Return the records exactly as they are.

Lines of data:

** BEGIN **

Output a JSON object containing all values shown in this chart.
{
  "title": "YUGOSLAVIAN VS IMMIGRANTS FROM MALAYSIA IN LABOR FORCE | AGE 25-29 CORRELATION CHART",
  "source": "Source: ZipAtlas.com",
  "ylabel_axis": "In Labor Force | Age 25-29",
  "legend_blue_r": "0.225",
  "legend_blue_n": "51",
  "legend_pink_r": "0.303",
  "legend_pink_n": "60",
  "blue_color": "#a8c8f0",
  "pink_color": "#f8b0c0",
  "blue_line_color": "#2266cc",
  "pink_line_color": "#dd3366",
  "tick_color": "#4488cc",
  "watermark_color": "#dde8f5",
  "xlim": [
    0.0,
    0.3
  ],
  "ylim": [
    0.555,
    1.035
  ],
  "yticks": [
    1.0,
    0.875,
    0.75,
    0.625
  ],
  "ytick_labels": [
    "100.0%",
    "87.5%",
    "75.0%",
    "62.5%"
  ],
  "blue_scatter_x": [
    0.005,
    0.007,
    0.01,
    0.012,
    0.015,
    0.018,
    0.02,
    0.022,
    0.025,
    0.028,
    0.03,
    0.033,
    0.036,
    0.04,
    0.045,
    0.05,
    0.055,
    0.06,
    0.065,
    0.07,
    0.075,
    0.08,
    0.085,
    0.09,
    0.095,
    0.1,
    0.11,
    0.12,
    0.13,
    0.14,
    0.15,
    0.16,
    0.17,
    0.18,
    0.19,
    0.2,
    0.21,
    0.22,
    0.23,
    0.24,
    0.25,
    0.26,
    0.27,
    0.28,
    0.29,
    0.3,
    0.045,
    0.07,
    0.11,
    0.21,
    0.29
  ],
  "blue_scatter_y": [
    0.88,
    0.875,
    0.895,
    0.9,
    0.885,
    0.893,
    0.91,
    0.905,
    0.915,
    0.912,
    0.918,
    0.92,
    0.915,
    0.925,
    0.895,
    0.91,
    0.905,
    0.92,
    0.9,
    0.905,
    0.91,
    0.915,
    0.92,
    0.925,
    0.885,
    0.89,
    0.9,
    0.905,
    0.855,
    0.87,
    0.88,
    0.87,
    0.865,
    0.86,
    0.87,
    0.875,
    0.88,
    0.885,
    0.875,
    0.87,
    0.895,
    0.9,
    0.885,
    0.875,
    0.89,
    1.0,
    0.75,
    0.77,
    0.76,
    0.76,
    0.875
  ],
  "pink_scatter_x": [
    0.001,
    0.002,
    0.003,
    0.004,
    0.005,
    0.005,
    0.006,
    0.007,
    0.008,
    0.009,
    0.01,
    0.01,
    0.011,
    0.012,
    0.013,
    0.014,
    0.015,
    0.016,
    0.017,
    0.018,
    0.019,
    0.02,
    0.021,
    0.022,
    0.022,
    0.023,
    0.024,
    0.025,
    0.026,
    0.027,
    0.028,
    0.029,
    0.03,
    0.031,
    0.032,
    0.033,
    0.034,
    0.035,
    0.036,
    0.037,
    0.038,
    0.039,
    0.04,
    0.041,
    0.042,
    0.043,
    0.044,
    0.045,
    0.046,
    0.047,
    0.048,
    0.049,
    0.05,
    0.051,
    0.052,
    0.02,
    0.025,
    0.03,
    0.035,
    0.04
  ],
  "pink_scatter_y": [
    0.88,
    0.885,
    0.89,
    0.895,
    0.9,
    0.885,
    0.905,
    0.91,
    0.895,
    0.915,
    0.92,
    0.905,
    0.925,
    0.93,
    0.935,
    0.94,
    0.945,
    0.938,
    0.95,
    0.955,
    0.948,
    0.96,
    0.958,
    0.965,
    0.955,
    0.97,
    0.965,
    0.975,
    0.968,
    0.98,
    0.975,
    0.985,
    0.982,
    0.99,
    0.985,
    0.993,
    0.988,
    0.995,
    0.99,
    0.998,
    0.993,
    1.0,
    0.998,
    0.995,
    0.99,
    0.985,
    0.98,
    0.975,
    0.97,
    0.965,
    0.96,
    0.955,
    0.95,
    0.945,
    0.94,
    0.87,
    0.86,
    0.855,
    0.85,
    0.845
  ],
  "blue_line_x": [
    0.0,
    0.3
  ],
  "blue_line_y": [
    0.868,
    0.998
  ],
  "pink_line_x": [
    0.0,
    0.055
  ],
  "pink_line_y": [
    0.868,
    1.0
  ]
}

** END **

**EXERCISE ANSWER:**
Output a JSON object containing all values shown in this chart.
{
  "title": "YUGOSLAVIAN VS IMMIGRANTS FROM MALAYSIA IN LABOR FORCE | AGE 25-29 CORRELATION CHART",
  "source": "Source: ZipAtlas.com",
  "ylabel_axis": "In Labor Force | Age 25-29",
  "legend_blue_r": "0.225",
  "legend_blue_n": "51",
  "legend_pink_r": "0.303",
  "legend_pink_n": "60",
  "blue_color": "#a8c8f0",
  "pink_color": "#f8b0c0",
  "blue_line_color": "#2266cc",
  "pink_line_color": "#dd3366",
  "tick_color": "#4488cc",
  "watermark_color": "#dde8f5",
  "xlim": [
    0.0,
    0.3
  ],
  "ylim": [
    0.555,
    1.035
  ],
  "yticks": [
    1.0,
    0.875,
    0.75,
    0.625
  ],
  "ytick_labels": [
    "100.0%",
    "87.5%",
    "75.0%",
    "62.5%"
  ],
  "blue_scatter_x": [
    0.005,
    0.007,
    0.01,
    0.012,
    0.015,
    0.018,
    0.02,
    0.022,
    0.025,
    0.028,
    0.03,
    0.033,
    0.036,
    0.04,
    0.045,
    0.05,
    0.055,
    0.06,
    0.065,
    0.07,
    0.075,
    0.08,
    0.085,
    0.09,
    0.095,
    0.1,
    0.11,
    0.12,
    0.13,
    0.14,
    0.15,
    0.16,
    0.17,
    0.18,
    0.19,
    0.2,
    0.21,
    0.22,
    0.23,
    0.24,
    0.25,
    0.26,
    0.27,
    0.28,
    0.29,
    0.3,
    0.045,
    0.07,
    0.11,
    0.21,
    0.29
  ],
  "blue_scatter_y": [
    0.88,
    0.875,
    0.895,
    0.9,
    0.885,
    0.893,
    0.91,
    0.905,
    0.915,
    0.912,
    0.918,
    0.92,
    0.915,
    0.925,
    0.895,
    0.91,
    0.905,
    0.92,
    0.9,
    0.905,
    0.91,
    0.915,
    0.92,
    0.925,
    0.885,
    0.89,
    0.9,
    0.905,
    0.855,
    0.87,
    0.88,
    0.87,
    0.865,
    0.86,
    0.87,
    0.875,
    0.88,
    0.885,
    0.875,
    0.87,
    0.895,
    0.9,
    0.885,
    0.875,
    0.89,
    1.0,
    0.75,
    0.77,
    0.76,
    0.76,
    0.875
  ],
  "pink_scatter_x": [
    0.001,
    0.002,
    0.003,
    0.004,
    0.005,
    0.005,
    0.006,
    0.007,
    0.008,
    0.009,
    0.01,
    0.01,
    0.011,
    0.012,
    0.013,
    0.014,
    0.015,
    0.016,
    0.017,
    0.018,
    0.019,
    0.02,
    0.021,
    0.022,
    0.022,
    0.023,
    0.024,
    0.025,
    0.026,
    0.027,
    0.028,
    0.029,
    0.03,
    0.031,
    0.032,
    0.033,
    0.034,
    0.035,
    0.036,
    0.037,
    0.038,
    0.039,
    0.04,
    0.041,
    0.042,
    0.043,
    0.044,
    0.045,
    0.046,
    0.047,
    0.048,
    0.049,
    0.05,
    0.051,
    0.052,
    0.02,
    0.025,
    0.03,
    0.035,
    0.04
  ],
  "pink_scatter_y": [
    0.88,
    0.885,
    0.89,
    0.895,
    0.9,
    0.885,
    0.905,
    0.91,
    0.895,
    0.915,
    0.92,
    0.905,
    0.925,
    0.93,
    0.935,
    0.94,
    0.945,
    0.938,
    0.95,
    0.955,
    0.948,
    0.96,
    0.958,
    0.965,
    0.955,
    0.97,
    0.965,
    0.975,
    0.968,
    0.98,
    0.975,
    0.985,
    0.982,
    0.99,
    0.985,
    0.993,
    0.988,
    0.995,
    0.99,
    0.998,
    0.993,
    1.0,
    0.998,
    0.995,
    0.99,
    0.985,
    0.98,
    0.975,
    0.97,
    0.965,
    0.96,
    0.955,
    0.95,
    0.945,
    0.94,
    0.87,
    0.86,
    0.855,
    0.85,
    0.845
  ],
  "blue_line_x": [
    0.0,
    0.3
  ],
  "blue_line_y": [
    0.868,
    0.998
  ],
  "pink_line_x": [
    0.0,
    0.055
  ],
  "pink_line_y": [
    0.868,
    1.0
  ]
}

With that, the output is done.